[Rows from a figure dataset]
— START —

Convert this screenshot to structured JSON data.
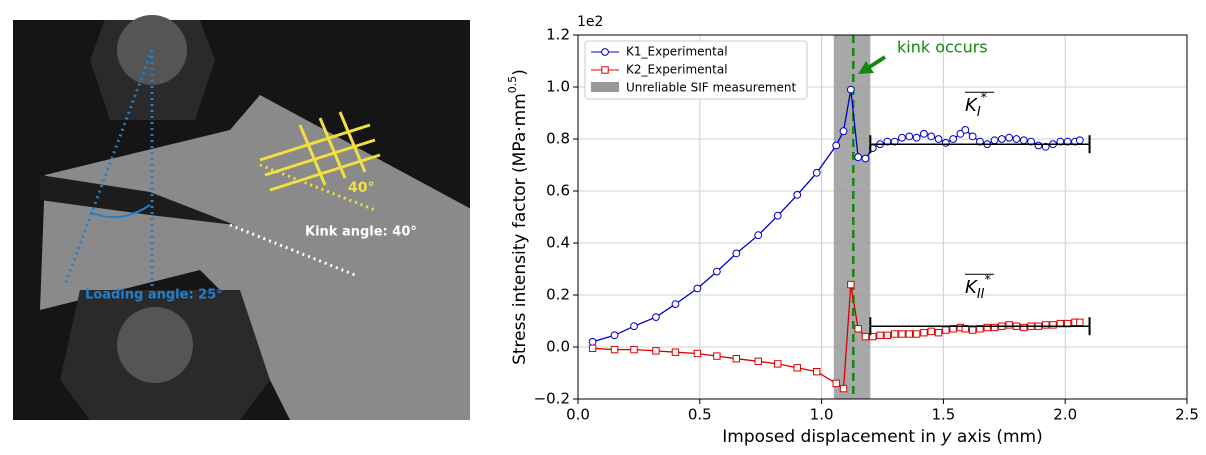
{
  "image_labels": {
    "loading_angle": "Loading angle: 25°",
    "kink_angle": "Kink angle: 40°",
    "angle": "40°"
  },
  "chart_data": {
    "type": "line",
    "offset_text": "1e2",
    "xlabel": [
      "Imposed displacement in ",
      "y",
      " axis (mm)"
    ],
    "ylabel": [
      "Stress intensity factor (MPa·mm",
      "0.5",
      ")"
    ],
    "xlim": [
      0,
      2.5
    ],
    "xticks": [
      {
        "value": 0,
        "label": "0.0"
      },
      0.5,
      {
        "value": 1,
        "label": "1.0"
      },
      1.5,
      {
        "value": 2,
        "label": "2.0"
      },
      2.5
    ],
    "ylim": [
      -0.2,
      1.2
    ],
    "yticks": [
      {
        "value": -0.2,
        "label": "−0.2"
      },
      {
        "value": 0,
        "label": "0.0"
      },
      0.2,
      0.4,
      0.6,
      0.8,
      {
        "value": 1,
        "label": "1.0"
      },
      1.2
    ],
    "grid": true,
    "legend": "upper left",
    "x": [
      0.06,
      0.15,
      0.23,
      0.32,
      0.4,
      0.49,
      0.57,
      0.65,
      0.74,
      0.82,
      0.9,
      0.98,
      1.06,
      1.09,
      1.12,
      1.15,
      1.18,
      1.21,
      1.24,
      1.27,
      1.3,
      1.33,
      1.36,
      1.39,
      1.42,
      1.45,
      1.48,
      1.51,
      1.54,
      1.57,
      1.59,
      1.62,
      1.65,
      1.68,
      1.71,
      1.74,
      1.77,
      1.8,
      1.83,
      1.86,
      1.89,
      1.92,
      1.95,
      1.98,
      2.01,
      2.04,
      2.06
    ],
    "series": [
      {
        "name": "K1_Experimental",
        "color": "#0000cc",
        "marker": "circle",
        "values": [
          0.02,
          0.045,
          0.08,
          0.115,
          0.165,
          0.225,
          0.29,
          0.36,
          0.43,
          0.505,
          0.585,
          0.67,
          0.775,
          0.83,
          0.99,
          0.73,
          0.725,
          0.765,
          0.78,
          0.79,
          0.79,
          0.805,
          0.81,
          0.805,
          0.82,
          0.81,
          0.8,
          0.785,
          0.8,
          0.82,
          0.835,
          0.81,
          0.79,
          0.78,
          0.795,
          0.8,
          0.805,
          0.8,
          0.795,
          0.79,
          0.775,
          0.77,
          0.78,
          0.79,
          0.79,
          0.79,
          0.795
        ]
      },
      {
        "name": "K2_Experimental",
        "color": "#dd0000",
        "marker": "square",
        "values": [
          -0.005,
          -0.01,
          -0.01,
          -0.015,
          -0.02,
          -0.025,
          -0.035,
          -0.045,
          -0.055,
          -0.065,
          -0.08,
          -0.095,
          -0.14,
          -0.16,
          0.24,
          0.07,
          0.04,
          0.04,
          0.045,
          0.045,
          0.05,
          0.05,
          0.05,
          0.05,
          0.055,
          0.06,
          0.055,
          0.065,
          0.07,
          0.075,
          0.07,
          0.065,
          0.07,
          0.075,
          0.075,
          0.08,
          0.085,
          0.08,
          0.075,
          0.08,
          0.08,
          0.085,
          0.085,
          0.09,
          0.09,
          0.095,
          0.095
        ]
      }
    ],
    "span": {
      "name": "Unreliable SIF measurement",
      "x": [
        1.05,
        1.2
      ],
      "color": "#999999"
    },
    "vline": {
      "x": 1.13,
      "color": "#118811",
      "annotation": "kink occurs"
    },
    "mean_lines": [
      {
        "label": [
          "K",
          "I",
          "*"
        ],
        "x": [
          1.2,
          2.1
        ],
        "value": 0.78
      },
      {
        "label": [
          "K",
          "II",
          "*"
        ],
        "x": [
          1.2,
          2.1
        ],
        "value": 0.08
      }
    ]
  }
}
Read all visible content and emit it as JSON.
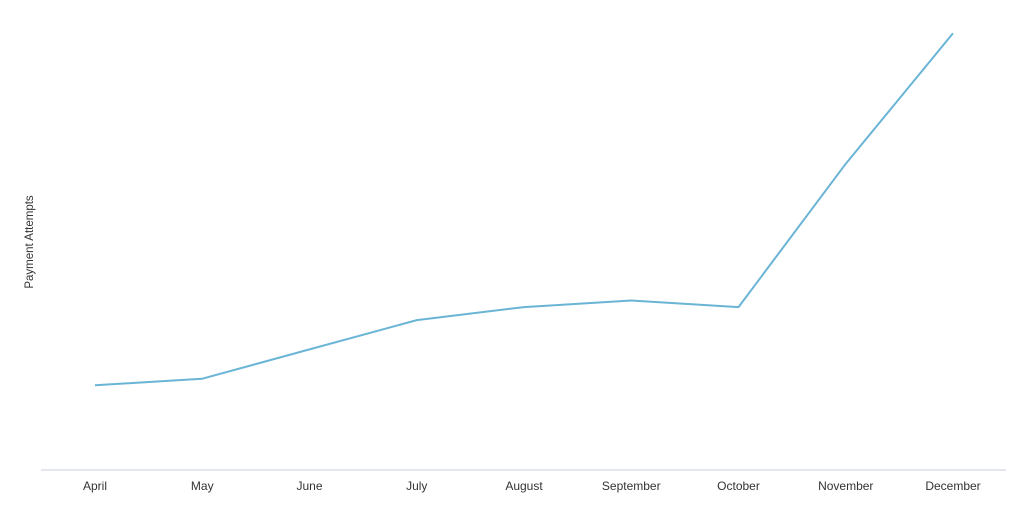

— END —

Exercise directions - Copy every entry word for word, but omit the pictures.

Exercise answer -
Convert this screenshot to structured JSON data.
{
  "image_labels": {
    "loading_angle": "Loading angle: 25°",
    "kink_angle": "Kink angle: 40°",
    "angle": "40°"
  },
  "chart_data": {
    "type": "line",
    "offset_text": "1e2",
    "xlabel": [
      "Imposed displacement in ",
      "y",
      " axis (mm)"
    ],
    "ylabel": [
      "Stress intensity factor (MPa·mm",
      "0.5",
      ")"
    ],
    "xlim": [
      0,
      2.5
    ],
    "xticks": [
      {
        "value": 0,
        "label": "0.0"
      },
      0.5,
      {
        "value": 1,
        "label": "1.0"
      },
      1.5,
      {
        "value": 2,
        "label": "2.0"
      },
      2.5
    ],
    "ylim": [
      -0.2,
      1.2
    ],
    "yticks": [
      {
        "value": -0.2,
        "label": "−0.2"
      },
      {
        "value": 0,
        "label": "0.0"
      },
      0.2,
      0.4,
      0.6,
      0.8,
      {
        "value": 1,
        "label": "1.0"
      },
      1.2
    ],
    "grid": true,
    "legend": "upper left",
    "x": [
      0.06,
      0.15,
      0.23,
      0.32,
      0.4,
      0.49,
      0.57,
      0.65,
      0.74,
      0.82,
      0.9,
      0.98,
      1.06,
      1.09,
      1.12,
      1.15,
      1.18,
      1.21,
      1.24,
      1.27,
      1.3,
      1.33,
      1.36,
      1.39,
      1.42,
      1.45,
      1.48,
      1.51,
      1.54,
      1.57,
      1.59,
      1.62,
      1.65,
      1.68,
      1.71,
      1.74,
      1.77,
      1.8,
      1.83,
      1.86,
      1.89,
      1.92,
      1.95,
      1.98,
      2.01,
      2.04,
      2.06
    ],
    "series": [
      {
        "name": "K1_Experimental",
        "color": "#0000cc",
        "marker": "circle",
        "values": [
          0.02,
          0.045,
          0.08,
          0.115,
          0.165,
          0.225,
          0.29,
          0.36,
          0.43,
          0.505,
          0.585,
          0.67,
          0.775,
          0.83,
          0.99,
          0.73,
          0.725,
          0.765,
          0.78,
          0.79,
          0.79,
          0.805,
          0.81,
          0.805,
          0.82,
          0.81,
          0.8,
          0.785,
          0.8,
          0.82,
          0.835,
          0.81,
          0.79,
          0.78,
          0.795,
          0.8,
          0.805,
          0.8,
          0.795,
          0.79,
          0.775,
          0.77,
          0.78,
          0.79,
          0.79,
          0.79,
          0.795
        ]
      },
      {
        "name": "K2_Experimental",
        "color": "#dd0000",
        "marker": "square",
        "values": [
          -0.005,
          -0.01,
          -0.01,
          -0.015,
          -0.02,
          -0.025,
          -0.035,
          -0.045,
          -0.055,
          -0.065,
          -0.08,
          -0.095,
          -0.14,
          -0.16,
          0.24,
          0.07,
          0.04,
          0.04,
          0.045,
          0.045,
          0.05,
          0.05,
          0.05,
          0.05,
          0.055,
          0.06,
          0.055,
          0.065,
          0.07,
          0.075,
          0.07,
          0.065,
          0.07,
          0.075,
          0.075,
          0.08,
          0.085,
          0.08,
          0.075,
          0.08,
          0.08,
          0.085,
          0.085,
          0.09,
          0.09,
          0.095,
          0.095
        ]
      }
    ],
    "span": {
      "name": "Unreliable SIF measurement",
      "x": [
        1.05,
        1.2
      ],
      "color": "#999999"
    },
    "vline": {
      "x": 1.13,
      "color": "#118811",
      "annotation": "kink occurs"
    },
    "mean_lines": [
      {
        "label": [
          "K",
          "I",
          "*"
        ],
        "x": [
          1.2,
          2.1
        ],
        "value": 0.78
      },
      {
        "label": [
          "K",
          "II",
          "*"
        ],
        "x": [
          1.2,
          2.1
        ],
        "value": 0.08
      }
    ]
  }
}
Read all visible content and emit it as JSON.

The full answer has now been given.